* start *

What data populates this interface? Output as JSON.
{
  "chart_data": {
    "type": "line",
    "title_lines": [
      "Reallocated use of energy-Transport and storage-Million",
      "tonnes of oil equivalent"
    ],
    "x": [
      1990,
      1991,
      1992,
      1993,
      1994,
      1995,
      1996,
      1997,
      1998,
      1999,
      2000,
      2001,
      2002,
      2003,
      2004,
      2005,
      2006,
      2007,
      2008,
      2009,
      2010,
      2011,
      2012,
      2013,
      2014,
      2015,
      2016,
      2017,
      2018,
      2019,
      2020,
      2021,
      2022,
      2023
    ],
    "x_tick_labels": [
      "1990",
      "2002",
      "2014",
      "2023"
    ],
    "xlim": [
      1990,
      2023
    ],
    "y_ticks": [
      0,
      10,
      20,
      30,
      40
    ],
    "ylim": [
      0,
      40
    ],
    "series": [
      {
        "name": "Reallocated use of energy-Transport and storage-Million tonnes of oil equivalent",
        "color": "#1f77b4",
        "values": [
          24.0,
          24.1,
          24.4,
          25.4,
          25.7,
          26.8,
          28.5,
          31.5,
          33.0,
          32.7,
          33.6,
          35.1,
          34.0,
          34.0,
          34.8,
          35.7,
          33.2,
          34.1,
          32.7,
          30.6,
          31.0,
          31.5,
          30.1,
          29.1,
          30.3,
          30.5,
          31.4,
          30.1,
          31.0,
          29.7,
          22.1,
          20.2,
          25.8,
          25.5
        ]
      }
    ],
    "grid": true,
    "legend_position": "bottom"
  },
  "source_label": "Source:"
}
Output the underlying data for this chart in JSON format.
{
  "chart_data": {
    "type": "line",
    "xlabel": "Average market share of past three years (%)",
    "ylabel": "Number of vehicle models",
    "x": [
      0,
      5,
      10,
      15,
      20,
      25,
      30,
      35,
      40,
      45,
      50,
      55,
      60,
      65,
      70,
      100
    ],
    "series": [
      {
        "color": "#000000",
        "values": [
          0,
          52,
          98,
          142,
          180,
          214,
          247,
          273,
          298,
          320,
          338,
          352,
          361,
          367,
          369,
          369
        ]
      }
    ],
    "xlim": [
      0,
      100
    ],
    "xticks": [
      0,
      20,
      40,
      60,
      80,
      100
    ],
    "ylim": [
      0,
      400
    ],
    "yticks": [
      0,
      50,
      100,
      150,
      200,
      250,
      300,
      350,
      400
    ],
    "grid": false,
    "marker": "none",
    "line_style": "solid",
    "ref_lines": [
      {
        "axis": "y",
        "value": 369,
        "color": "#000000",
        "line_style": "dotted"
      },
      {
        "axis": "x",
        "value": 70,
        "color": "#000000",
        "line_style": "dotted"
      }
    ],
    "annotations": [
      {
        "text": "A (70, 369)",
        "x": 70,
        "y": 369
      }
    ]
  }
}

* end *

▸ **What needs to be done**: Of all the lines above, how many contain the word "Million"? Answer with only the number.

▸ **Answer to this exercise**: 2